Could you reproduce all of the data below line for line, without changing a single character?
___ Provided records ___
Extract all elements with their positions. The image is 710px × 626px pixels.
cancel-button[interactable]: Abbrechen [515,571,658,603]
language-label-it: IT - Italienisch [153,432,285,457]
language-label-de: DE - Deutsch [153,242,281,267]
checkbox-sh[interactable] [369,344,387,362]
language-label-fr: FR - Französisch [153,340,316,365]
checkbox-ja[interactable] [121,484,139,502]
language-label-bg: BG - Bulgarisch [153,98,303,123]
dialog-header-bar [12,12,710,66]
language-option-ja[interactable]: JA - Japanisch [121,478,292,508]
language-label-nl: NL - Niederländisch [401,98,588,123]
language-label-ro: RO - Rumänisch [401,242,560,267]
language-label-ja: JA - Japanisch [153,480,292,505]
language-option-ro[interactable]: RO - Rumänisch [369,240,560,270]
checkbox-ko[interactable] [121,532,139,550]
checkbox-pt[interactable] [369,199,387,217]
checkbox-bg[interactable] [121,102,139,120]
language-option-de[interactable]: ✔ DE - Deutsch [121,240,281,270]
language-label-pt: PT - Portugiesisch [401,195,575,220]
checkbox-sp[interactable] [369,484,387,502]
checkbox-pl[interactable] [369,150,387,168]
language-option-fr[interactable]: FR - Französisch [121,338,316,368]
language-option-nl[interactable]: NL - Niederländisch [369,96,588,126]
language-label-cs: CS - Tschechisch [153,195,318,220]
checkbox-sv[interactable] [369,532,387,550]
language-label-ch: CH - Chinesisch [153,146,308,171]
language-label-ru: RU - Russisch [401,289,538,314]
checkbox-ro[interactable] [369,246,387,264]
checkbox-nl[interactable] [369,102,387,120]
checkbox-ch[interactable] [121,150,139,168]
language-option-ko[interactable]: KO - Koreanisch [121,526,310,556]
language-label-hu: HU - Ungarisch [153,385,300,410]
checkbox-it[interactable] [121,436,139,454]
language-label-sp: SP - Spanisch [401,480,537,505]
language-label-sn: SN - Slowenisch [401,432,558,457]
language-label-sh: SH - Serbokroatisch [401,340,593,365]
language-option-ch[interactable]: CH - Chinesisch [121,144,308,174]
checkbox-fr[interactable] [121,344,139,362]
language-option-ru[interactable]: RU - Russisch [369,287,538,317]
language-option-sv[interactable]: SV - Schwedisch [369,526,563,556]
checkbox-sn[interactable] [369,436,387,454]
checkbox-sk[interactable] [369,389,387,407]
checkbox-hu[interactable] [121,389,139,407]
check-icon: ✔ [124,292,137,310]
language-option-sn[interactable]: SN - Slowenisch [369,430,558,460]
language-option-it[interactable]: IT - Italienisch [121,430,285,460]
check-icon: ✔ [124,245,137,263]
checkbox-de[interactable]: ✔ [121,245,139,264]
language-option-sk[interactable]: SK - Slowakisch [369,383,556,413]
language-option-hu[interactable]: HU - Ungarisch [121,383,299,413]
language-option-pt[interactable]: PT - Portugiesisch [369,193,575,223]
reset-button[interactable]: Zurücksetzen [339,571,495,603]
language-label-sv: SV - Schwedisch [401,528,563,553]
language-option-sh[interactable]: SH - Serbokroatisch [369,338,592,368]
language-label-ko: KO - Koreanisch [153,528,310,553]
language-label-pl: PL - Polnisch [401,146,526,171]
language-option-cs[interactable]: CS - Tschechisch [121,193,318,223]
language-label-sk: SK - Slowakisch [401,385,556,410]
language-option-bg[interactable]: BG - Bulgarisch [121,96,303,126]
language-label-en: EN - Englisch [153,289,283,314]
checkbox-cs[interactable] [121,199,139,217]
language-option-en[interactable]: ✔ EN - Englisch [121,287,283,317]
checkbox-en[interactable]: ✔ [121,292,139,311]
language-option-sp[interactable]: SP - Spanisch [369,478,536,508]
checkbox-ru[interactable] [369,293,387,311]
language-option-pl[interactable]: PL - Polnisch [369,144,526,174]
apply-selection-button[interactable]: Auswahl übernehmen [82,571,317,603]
___
Written answer:
Extract all elements with their positions. The image is 710px × 626px pixels.
cancel-button[interactable]: Abbrechen [515,571,658,603]
language-label-it: IT - Italienisch [153,432,285,457]
language-label-de: DE - Deutsch [153,242,281,267]
checkbox-sh[interactable] [369,344,387,362]
language-label-fr: FR - Französisch [153,340,316,365]
checkbox-ja[interactable] [121,484,139,502]
language-label-bg: BG - Bulgarisch [153,98,303,123]
dialog-header-bar [12,12,710,66]
language-option-ja[interactable]: JA - Japanisch [121,478,292,508]
language-label-nl: NL - Niederländisch [401,98,588,123]
language-label-ro: RO - Rumänisch [401,242,560,267]
language-label-ja: JA - Japanisch [153,480,292,505]
language-option-ro[interactable]: RO - Rumänisch [369,240,560,270]
checkbox-ko[interactable] [121,532,139,550]
checkbox-pt[interactable] [369,199,387,217]
checkbox-bg[interactable] [121,102,139,120]
language-option-de[interactable]: ✔ DE - Deutsch [121,240,281,270]
language-label-pt: PT - Portugiesisch [401,195,575,220]
checkbox-sp[interactable] [369,484,387,502]
checkbox-pl[interactable] [369,150,387,168]
language-option-fr[interactable]: FR - Französisch [121,338,316,368]
language-option-nl[interactable]: NL - Niederländisch [369,96,588,126]
language-label-cs: CS - Tschechisch [153,195,318,220]
checkbox-sv[interactable] [369,532,387,550]
language-label-ch: CH - Chinesisch [153,146,308,171]
language-label-ru: RU - Russisch [401,289,538,314]
checkbox-ro[interactable] [369,246,387,264]
checkbox-nl[interactable] [369,102,387,120]
checkbox-ch[interactable] [121,150,139,168]
language-option-ko[interactable]: KO - Koreanisch [121,526,310,556]
language-label-hu: HU - Ungarisch [153,385,300,410]
checkbox-it[interactable] [121,436,139,454]
language-label-sp: SP - Spanisch [401,480,537,505]
language-label-sn: SN - Slowenisch [401,432,558,457]
language-label-sh: SH - Serbokroatisch [401,340,593,365]
language-option-ch[interactable]: CH - Chinesisch [121,144,308,174]
checkbox-fr[interactable] [121,344,139,362]
language-option-ru[interactable]: RU - Russisch [369,287,538,317]
language-option-sv[interactable]: SV - Schwedisch [369,526,563,556]
checkbox-sn[interactable] [369,436,387,454]
checkbox-sk[interactable] [369,389,387,407]
checkbox-hu[interactable] [121,389,139,407]
check-icon: ✔ [124,292,137,310]
language-option-sn[interactable]: SN - Slowenisch [369,430,558,460]
language-option-it[interactable]: IT - Italienisch [121,430,285,460]
check-icon: ✔ [124,245,137,263]
checkbox-de[interactable]: ✔ [121,245,139,264]
language-option-sk[interactable]: SK - Slowakisch [369,383,556,413]
language-option-hu[interactable]: HU - Ungarisch [121,383,299,413]
language-option-pt[interactable]: PT - Portugiesisch [369,193,575,223]
reset-button[interactable]: Zurücksetzen [339,571,495,603]
language-label-sv: SV - Schwedisch [401,528,563,553]
language-option-sh[interactable]: SH - Serbokroatisch [369,338,592,368]
language-label-ko: KO - Koreanisch [153,528,310,553]
language-label-pl: PL - Polnisch [401,146,526,171]
language-option-cs[interactable]: CS - Tschechisch [121,193,318,223]
language-label-sk: SK - Slowakisch [401,385,556,410]
language-option-bg[interactable]: BG - Bulgarisch [121,96,303,126]
language-label-en: EN - Englisch [153,289,283,314]
checkbox-cs[interactable] [121,199,139,217]
language-option-en[interactable]: ✔ EN - Englisch [121,287,283,317]
checkbox-en[interactable]: ✔ [121,292,139,311]
language-option-sp[interactable]: SP - Spanisch [369,478,536,508]
checkbox-ru[interactable] [369,293,387,311]
language-option-pl[interactable]: PL - Polnisch [369,144,526,174]
apply-selection-button[interactable]: Auswahl übernehmen [82,571,317,603]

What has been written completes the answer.